## About this task
Continue the news text about stock markets falling over the coronavirus pandemic, starting after its last sentence.

━━━ Text segment

US stock futures and markets around the world slid late Wednesday night as concerns about the economic fallout from the coronavirus pandemic continued to dominate.

Futures for the three major US indexes were down sharply in after-hours trading with S&P 500, Nasdaq, and Dow Jones industrial average futures all down roughly 4%.

Futures do not correlate directly with trading during regular hours, but the slides came just hours after the Dow officially fell into bear market territory, meaning the index was down 20% from its recent heights. The move ended the longest bull market run in history for the index, which started on March 9, 2009. The S&P 500 and Nasdaq were just short of entering bear markets.

Global stocks also continued their tumbles with Japan’s Nikkei index down more than 4% and the Australian S&P/ASX 200 down more than 6%. China’s Shanghai Composite index was looking slightly better, but still off by more than 1%.

The drop-off came after President Donald Trump announced several steps the US will take to respond to the coronavirus pandemic. Trump said the US will ban all travel from Europe by non-US citizens for thirty days.

━━━━━━
━━━ Recorded information

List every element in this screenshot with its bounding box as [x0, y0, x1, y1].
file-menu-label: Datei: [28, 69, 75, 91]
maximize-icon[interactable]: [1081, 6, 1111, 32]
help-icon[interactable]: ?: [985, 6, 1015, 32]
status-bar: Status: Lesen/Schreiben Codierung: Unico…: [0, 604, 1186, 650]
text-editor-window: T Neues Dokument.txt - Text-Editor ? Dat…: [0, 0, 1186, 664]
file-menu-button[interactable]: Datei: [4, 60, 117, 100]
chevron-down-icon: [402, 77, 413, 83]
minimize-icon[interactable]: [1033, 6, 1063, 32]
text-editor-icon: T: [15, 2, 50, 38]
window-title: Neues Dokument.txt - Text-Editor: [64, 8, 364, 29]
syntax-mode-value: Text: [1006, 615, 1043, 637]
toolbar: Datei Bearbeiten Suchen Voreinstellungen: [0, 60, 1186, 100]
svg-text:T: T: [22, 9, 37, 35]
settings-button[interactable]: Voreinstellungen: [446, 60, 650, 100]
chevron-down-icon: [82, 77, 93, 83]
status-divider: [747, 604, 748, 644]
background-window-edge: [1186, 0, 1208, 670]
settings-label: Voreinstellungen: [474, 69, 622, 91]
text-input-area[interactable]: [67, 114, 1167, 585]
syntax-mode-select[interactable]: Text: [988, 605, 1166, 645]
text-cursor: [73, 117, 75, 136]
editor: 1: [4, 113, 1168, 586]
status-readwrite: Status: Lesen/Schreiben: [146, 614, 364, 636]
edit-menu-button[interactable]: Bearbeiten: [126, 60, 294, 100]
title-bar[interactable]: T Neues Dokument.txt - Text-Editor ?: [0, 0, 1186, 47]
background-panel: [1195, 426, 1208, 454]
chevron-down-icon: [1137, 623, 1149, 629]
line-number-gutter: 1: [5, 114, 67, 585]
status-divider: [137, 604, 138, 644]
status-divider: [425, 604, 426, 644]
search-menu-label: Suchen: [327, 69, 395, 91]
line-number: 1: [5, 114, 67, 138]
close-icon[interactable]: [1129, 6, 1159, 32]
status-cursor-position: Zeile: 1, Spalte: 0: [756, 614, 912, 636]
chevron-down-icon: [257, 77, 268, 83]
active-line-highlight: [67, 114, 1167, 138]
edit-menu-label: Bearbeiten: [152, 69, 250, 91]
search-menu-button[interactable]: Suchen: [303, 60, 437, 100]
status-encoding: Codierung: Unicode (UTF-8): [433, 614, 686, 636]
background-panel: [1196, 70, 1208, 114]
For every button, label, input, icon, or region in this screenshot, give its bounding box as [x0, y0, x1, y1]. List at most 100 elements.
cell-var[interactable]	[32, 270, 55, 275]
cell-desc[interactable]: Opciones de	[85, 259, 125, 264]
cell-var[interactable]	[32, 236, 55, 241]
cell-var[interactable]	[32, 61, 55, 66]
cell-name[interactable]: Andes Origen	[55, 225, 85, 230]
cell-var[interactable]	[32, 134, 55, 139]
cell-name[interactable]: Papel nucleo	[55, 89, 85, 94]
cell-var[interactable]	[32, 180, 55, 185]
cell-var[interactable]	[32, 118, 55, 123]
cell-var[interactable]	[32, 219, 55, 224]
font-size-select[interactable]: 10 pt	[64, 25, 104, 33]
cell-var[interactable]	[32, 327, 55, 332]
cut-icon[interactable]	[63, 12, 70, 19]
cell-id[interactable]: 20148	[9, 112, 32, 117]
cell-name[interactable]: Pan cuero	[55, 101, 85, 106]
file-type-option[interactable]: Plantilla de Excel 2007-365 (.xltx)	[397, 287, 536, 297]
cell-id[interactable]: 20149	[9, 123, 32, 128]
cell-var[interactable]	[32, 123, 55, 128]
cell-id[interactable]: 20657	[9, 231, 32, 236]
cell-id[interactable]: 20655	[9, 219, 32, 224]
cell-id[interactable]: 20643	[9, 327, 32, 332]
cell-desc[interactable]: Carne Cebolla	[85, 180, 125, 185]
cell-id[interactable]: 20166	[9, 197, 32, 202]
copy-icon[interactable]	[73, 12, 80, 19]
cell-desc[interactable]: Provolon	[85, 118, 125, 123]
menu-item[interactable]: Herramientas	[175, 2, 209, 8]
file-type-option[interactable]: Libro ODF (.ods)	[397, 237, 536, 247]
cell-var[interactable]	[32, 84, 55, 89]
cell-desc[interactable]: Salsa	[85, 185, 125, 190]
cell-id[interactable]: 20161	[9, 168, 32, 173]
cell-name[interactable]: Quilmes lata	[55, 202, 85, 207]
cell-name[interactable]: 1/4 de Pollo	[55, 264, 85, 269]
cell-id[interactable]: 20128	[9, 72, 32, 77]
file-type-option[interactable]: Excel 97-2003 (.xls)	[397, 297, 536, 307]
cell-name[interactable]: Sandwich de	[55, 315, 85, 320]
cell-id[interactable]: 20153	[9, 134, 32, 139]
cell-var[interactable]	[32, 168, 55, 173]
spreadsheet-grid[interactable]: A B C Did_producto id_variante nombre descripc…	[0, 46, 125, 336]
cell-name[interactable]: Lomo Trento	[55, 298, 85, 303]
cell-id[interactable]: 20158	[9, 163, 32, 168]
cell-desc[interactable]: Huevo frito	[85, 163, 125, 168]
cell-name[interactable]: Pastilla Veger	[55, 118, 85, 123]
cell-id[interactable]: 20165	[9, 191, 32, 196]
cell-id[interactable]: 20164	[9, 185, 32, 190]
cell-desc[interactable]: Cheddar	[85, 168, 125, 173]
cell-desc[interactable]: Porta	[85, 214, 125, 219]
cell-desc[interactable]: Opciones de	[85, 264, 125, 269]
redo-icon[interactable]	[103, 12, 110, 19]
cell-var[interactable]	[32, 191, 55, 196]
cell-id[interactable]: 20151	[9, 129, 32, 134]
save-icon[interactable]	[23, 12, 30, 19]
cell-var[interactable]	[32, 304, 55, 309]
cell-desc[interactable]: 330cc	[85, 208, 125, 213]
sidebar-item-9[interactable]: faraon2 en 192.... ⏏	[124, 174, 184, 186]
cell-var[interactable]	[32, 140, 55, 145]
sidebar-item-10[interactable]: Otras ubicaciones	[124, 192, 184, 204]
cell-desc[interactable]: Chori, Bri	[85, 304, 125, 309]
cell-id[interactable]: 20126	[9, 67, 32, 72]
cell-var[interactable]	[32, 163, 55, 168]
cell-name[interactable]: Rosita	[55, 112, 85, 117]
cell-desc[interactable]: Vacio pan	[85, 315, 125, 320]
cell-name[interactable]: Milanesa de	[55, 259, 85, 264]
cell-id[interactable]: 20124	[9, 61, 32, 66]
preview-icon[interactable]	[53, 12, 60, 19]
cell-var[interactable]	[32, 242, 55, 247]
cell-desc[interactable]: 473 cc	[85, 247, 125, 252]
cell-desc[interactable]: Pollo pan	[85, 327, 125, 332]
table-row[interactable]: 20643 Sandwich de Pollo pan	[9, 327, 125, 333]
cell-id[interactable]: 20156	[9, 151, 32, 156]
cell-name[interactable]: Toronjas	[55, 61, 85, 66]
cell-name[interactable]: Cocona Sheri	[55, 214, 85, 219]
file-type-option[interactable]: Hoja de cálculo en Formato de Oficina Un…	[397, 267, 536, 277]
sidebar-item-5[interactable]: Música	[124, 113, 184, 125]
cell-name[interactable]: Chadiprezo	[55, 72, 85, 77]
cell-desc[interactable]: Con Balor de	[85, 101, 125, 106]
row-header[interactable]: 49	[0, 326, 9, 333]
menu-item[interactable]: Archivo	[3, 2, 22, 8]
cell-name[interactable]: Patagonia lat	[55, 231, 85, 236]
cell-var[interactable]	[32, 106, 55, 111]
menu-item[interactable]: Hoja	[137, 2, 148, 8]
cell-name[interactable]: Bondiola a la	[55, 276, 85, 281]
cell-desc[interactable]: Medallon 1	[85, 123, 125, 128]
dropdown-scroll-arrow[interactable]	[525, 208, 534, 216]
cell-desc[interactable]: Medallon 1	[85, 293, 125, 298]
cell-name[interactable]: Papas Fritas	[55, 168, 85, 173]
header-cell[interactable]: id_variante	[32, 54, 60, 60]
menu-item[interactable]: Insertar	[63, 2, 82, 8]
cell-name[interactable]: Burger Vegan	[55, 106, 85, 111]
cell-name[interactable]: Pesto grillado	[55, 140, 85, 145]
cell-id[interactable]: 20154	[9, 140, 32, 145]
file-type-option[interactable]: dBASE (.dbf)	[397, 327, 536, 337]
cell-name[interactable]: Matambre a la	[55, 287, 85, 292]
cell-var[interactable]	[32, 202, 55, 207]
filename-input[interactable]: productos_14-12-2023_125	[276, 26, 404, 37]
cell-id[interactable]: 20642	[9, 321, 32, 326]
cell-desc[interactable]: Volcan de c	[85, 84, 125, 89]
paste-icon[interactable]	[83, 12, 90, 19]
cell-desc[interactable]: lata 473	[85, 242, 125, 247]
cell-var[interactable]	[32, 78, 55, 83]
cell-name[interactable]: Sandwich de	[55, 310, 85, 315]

━━━━━━

## Response to this task
He added that the „prohibitions will not only apply to the tremendous amounts of trade and cargo, but various other things as we get approval. Anything coming from Europe to the United States is what we are discussing.“

But the White House and the president himself scrambled to clarify his comments as futures tanked in response to his announcement.

„Hoping to get the payroll tax cut approved by both Republicans and Democrats, and please remember, very important for all countries & businesses to know that trade will in no way be affected by the 30-day restriction on travel from Europe. The restriction stops people not goods,“ Trump tweeted, contradicting his earlier remarks.

The World Health Organization officially classified coronavirus, which leads to a disease called COVID-19, as a pandemic on Wednesday. More than 125,000 people have been infected across the globe and there have been more than 4,500 deaths.

At least 1,240 people in 42 states and Washington, DC, have tested positive for coronavirus, according to The New York Times, and at least 37 patients with the virus have died.

Financial markets have taken a huge hit as the virus continues to spread and more and more countries implement restrictions on travel and day-to-day work.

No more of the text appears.